Input –
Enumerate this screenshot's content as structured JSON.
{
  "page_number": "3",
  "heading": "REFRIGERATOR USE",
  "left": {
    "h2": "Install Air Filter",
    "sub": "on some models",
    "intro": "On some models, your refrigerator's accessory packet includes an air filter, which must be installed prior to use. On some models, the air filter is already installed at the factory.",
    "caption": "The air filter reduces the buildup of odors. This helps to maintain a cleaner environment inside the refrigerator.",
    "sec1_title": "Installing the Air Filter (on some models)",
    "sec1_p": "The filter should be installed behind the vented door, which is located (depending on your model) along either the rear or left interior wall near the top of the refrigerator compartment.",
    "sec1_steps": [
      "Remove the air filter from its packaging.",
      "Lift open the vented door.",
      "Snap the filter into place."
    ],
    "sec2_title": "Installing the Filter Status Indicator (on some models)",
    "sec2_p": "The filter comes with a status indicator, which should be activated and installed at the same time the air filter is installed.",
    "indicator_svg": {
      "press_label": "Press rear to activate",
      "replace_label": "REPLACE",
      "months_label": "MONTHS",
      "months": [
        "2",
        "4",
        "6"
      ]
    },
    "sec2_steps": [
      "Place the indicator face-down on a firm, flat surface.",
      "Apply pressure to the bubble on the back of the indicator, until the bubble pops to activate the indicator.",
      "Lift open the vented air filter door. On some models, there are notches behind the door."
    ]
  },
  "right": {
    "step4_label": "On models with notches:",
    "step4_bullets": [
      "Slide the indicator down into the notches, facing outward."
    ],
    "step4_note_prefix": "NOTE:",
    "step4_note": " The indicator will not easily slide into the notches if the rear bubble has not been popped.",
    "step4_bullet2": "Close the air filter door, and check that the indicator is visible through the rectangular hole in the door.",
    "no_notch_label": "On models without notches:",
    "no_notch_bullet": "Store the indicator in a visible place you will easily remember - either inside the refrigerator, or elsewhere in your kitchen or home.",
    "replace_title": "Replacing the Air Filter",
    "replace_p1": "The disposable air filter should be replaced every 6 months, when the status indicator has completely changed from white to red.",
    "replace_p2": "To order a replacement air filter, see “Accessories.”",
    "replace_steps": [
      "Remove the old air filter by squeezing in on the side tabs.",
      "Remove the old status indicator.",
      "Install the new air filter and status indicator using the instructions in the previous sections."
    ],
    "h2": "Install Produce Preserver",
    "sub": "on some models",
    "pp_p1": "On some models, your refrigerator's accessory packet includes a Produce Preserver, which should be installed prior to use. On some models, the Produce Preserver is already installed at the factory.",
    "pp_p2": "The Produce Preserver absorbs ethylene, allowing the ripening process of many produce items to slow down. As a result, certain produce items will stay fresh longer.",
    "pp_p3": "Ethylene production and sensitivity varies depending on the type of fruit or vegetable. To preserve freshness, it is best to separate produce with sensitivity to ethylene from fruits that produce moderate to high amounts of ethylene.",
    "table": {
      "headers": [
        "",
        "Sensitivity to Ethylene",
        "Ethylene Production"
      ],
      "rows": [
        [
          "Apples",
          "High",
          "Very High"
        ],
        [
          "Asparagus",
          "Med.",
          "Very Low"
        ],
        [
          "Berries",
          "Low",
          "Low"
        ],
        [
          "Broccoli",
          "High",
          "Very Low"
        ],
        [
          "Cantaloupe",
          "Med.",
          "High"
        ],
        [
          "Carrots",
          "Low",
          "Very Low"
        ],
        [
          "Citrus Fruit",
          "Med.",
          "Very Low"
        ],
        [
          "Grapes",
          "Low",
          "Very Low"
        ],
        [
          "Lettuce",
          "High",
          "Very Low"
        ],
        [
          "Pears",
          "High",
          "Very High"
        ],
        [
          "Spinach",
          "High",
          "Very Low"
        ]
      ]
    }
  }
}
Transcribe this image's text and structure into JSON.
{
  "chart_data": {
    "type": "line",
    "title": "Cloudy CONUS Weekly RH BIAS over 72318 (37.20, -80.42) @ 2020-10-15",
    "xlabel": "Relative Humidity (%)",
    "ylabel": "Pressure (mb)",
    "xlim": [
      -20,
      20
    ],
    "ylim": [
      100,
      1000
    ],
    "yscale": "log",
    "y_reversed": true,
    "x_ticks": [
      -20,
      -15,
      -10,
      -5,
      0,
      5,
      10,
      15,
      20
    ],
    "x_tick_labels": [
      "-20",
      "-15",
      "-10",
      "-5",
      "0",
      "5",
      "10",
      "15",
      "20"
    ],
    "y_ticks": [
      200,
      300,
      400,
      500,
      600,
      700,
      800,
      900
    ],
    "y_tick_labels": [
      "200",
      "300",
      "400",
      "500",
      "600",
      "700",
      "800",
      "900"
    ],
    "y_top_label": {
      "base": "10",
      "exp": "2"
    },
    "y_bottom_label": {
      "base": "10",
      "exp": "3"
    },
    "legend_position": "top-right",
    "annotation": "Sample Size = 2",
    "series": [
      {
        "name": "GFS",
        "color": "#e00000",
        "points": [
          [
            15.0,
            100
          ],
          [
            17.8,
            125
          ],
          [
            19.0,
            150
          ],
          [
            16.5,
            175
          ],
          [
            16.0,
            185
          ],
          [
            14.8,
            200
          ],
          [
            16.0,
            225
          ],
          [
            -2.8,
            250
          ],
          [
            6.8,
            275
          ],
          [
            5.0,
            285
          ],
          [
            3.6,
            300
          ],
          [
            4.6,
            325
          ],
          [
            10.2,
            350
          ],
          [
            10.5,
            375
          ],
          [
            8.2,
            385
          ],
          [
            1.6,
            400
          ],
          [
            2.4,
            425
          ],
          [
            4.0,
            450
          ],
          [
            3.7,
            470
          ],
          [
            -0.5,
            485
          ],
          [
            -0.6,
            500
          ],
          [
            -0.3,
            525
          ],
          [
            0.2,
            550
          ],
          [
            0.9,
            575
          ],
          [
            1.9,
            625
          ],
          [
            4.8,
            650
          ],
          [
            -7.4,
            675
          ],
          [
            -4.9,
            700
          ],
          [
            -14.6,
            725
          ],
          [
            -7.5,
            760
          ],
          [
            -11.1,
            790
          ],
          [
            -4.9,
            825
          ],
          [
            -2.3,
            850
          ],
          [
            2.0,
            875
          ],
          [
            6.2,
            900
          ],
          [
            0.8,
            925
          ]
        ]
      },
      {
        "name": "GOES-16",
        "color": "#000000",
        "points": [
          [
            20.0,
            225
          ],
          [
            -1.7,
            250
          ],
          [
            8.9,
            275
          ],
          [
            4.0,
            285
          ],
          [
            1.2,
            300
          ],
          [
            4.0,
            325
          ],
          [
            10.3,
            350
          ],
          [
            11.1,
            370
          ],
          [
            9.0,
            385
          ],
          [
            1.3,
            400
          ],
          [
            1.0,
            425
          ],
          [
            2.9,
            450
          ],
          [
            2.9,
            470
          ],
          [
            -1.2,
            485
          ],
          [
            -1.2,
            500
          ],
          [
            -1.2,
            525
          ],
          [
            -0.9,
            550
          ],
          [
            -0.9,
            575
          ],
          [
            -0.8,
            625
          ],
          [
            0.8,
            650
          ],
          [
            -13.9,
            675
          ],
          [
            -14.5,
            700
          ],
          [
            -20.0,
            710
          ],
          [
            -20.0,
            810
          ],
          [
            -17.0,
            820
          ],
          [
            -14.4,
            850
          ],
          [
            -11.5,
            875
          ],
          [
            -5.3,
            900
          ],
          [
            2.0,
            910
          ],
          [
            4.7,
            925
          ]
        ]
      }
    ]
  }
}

Required task – Repeat every record exactly as written, please.

Exercise answer –
Enumerate this screenshot's content as structured JSON.
{
  "page_number": "3",
  "heading": "REFRIGERATOR USE",
  "left": {
    "h2": "Install Air Filter",
    "sub": "on some models",
    "intro": "On some models, your refrigerator's accessory packet includes an air filter, which must be installed prior to use. On some models, the air filter is already installed at the factory.",
    "caption": "The air filter reduces the buildup of odors. This helps to maintain a cleaner environment inside the refrigerator.",
    "sec1_title": "Installing the Air Filter (on some models)",
    "sec1_p": "The filter should be installed behind the vented door, which is located (depending on your model) along either the rear or left interior wall near the top of the refrigerator compartment.",
    "sec1_steps": [
      "Remove the air filter from its packaging.",
      "Lift open the vented door.",
      "Snap the filter into place."
    ],
    "sec2_title": "Installing the Filter Status Indicator (on some models)",
    "sec2_p": "The filter comes with a status indicator, which should be activated and installed at the same time the air filter is installed.",
    "indicator_svg": {
      "press_label": "Press rear to activate",
      "replace_label": "REPLACE",
      "months_label": "MONTHS",
      "months": [
        "2",
        "4",
        "6"
      ]
    },
    "sec2_steps": [
      "Place the indicator face-down on a firm, flat surface.",
      "Apply pressure to the bubble on the back of the indicator, until the bubble pops to activate the indicator.",
      "Lift open the vented air filter door. On some models, there are notches behind the door."
    ]
  },
  "right": {
    "step4_label": "On models with notches:",
    "step4_bullets": [
      "Slide the indicator down into the notches, facing outward."
    ],
    "step4_note_prefix": "NOTE:",
    "step4_note": " The indicator will not easily slide into the notches if the rear bubble has not been popped.",
    "step4_bullet2": "Close the air filter door, and check that the indicator is visible through the rectangular hole in the door.",
    "no_notch_label": "On models without notches:",
    "no_notch_bullet": "Store the indicator in a visible place you will easily remember - either inside the refrigerator, or elsewhere in your kitchen or home.",
    "replace_title": "Replacing the Air Filter",
    "replace_p1": "The disposable air filter should be replaced every 6 months, when the status indicator has completely changed from white to red.",
    "replace_p2": "To order a replacement air filter, see “Accessories.”",
    "replace_steps": [
      "Remove the old air filter by squeezing in on the side tabs.",
      "Remove the old status indicator.",
      "Install the new air filter and status indicator using the instructions in the previous sections."
    ],
    "h2": "Install Produce Preserver",
    "sub": "on some models",
    "pp_p1": "On some models, your refrigerator's accessory packet includes a Produce Preserver, which should be installed prior to use. On some models, the Produce Preserver is already installed at the factory.",
    "pp_p2": "The Produce Preserver absorbs ethylene, allowing the ripening process of many produce items to slow down. As a result, certain produce items will stay fresh longer.",
    "pp_p3": "Ethylene production and sensitivity varies depending on the type of fruit or vegetable. To preserve freshness, it is best to separate produce with sensitivity to ethylene from fruits that produce moderate to high amounts of ethylene.",
    "table": {
      "headers": [
        "",
        "Sensitivity to Ethylene",
        "Ethylene Production"
      ],
      "rows": [
        [
          "Apples",
          "High",
          "Very High"
        ],
        [
          "Asparagus",
          "Med.",
          "Very Low"
        ],
        [
          "Berries",
          "Low",
          "Low"
        ],
        [
          "Broccoli",
          "High",
          "Very Low"
        ],
        [
          "Cantaloupe",
          "Med.",
          "High"
        ],
        [
          "Carrots",
          "Low",
          "Very Low"
        ],
        [
          "Citrus Fruit",
          "Med.",
          "Very Low"
        ],
        [
          "Grapes",
          "Low",
          "Very Low"
        ],
        [
          "Lettuce",
          "High",
          "Very Low"
        ],
        [
          "Pears",
          "High",
          "Very High"
        ],
        [
          "Spinach",
          "High",
          "Very Low"
        ]
      ]
    }
  }
}
Transcribe this image's text and structure into JSON.
{
  "chart_data": {
    "type": "line",
    "title": "Cloudy CONUS Weekly RH BIAS over 72318 (37.20, -80.42) @ 2020-10-15",
    "xlabel": "Relative Humidity (%)",
    "ylabel": "Pressure (mb)",
    "xlim": [
      -20,
      20
    ],
    "ylim": [
      100,
      1000
    ],
    "yscale": "log",
    "y_reversed": true,
    "x_ticks": [
      -20,
      -15,
      -10,
      -5,
      0,
      5,
      10,
      15,
      20
    ],
    "x_tick_labels": [
      "-20",
      "-15",
      "-10",
      "-5",
      "0",
      "5",
      "10",
      "15",
      "20"
    ],
    "y_ticks": [
      200,
      300,
      400,
      500,
      600,
      700,
      800,
      900
    ],
    "y_tick_labels": [
      "200",
      "300",
      "400",
      "500",
      "600",
      "700",
      "800",
      "900"
    ],
    "y_top_label": {
      "base": "10",
      "exp": "2"
    },
    "y_bottom_label": {
      "base": "10",
      "exp": "3"
    },
    "legend_position": "top-right",
    "annotation": "Sample Size = 2",
    "series": [
      {
        "name": "GFS",
        "color": "#e00000",
        "points": [
          [
            15.0,
            100
          ],
          [
            17.8,
            125
          ],
          [
            19.0,
            150
          ],
          [
            16.5,
            175
          ],
          [
            16.0,
            185
          ],
          [
            14.8,
            200
          ],
          [
            16.0,
            225
          ],
          [
            -2.8,
            250
          ],
          [
            6.8,
            275
          ],
          [
            5.0,
            285
          ],
          [
            3.6,
            300
          ],
          [
            4.6,
            325
          ],
          [
            10.2,
            350
          ],
          [
            10.5,
            375
          ],
          [
            8.2,
            385
          ],
          [
            1.6,
            400
          ],
          [
            2.4,
            425
          ],
          [
            4.0,
            450
          ],
          [
            3.7,
            470
          ],
          [
            -0.5,
            485
          ],
          [
            -0.6,
            500
          ],
          [
            -0.3,
            525
          ],
          [
            0.2,
            550
          ],
          [
            0.9,
            575
          ],
          [
            1.9,
            625
          ],
          [
            4.8,
            650
          ],
          [
            -7.4,
            675
          ],
          [
            -4.9,
            700
          ],
          [
            -14.6,
            725
          ],
          [
            -7.5,
            760
          ],
          [
            -11.1,
            790
          ],
          [
            -4.9,
            825
          ],
          [
            -2.3,
            850
          ],
          [
            2.0,
            875
          ],
          [
            6.2,
            900
          ],
          [
            0.8,
            925
          ]
        ]
      },
      {
        "name": "GOES-16",
        "color": "#000000",
        "points": [
          [
            20.0,
            225
          ],
          [
            -1.7,
            250
          ],
          [
            8.9,
            275
          ],
          [
            4.0,
            285
          ],
          [
            1.2,
            300
          ],
          [
            4.0,
            325
          ],
          [
            10.3,
            350
          ],
          [
            11.1,
            370
          ],
          [
            9.0,
            385
          ],
          [
            1.3,
            400
          ],
          [
            1.0,
            425
          ],
          [
            2.9,
            450
          ],
          [
            2.9,
            470
          ],
          [
            -1.2,
            485
          ],
          [
            -1.2,
            500
          ],
          [
            -1.2,
            525
          ],
          [
            -0.9,
            550
          ],
          [
            -0.9,
            575
          ],
          [
            -0.8,
            625
          ],
          [
            0.8,
            650
          ],
          [
            -13.9,
            675
          ],
          [
            -14.5,
            700
          ],
          [
            -20.0,
            710
          ],
          [
            -20.0,
            810
          ],
          [
            -17.0,
            820
          ],
          [
            -14.4,
            850
          ],
          [
            -11.5,
            875
          ],
          [
            -5.3,
            900
          ],
          [
            2.0,
            910
          ],
          [
            4.7,
            925
          ]
        ]
      }
    ]
  }
}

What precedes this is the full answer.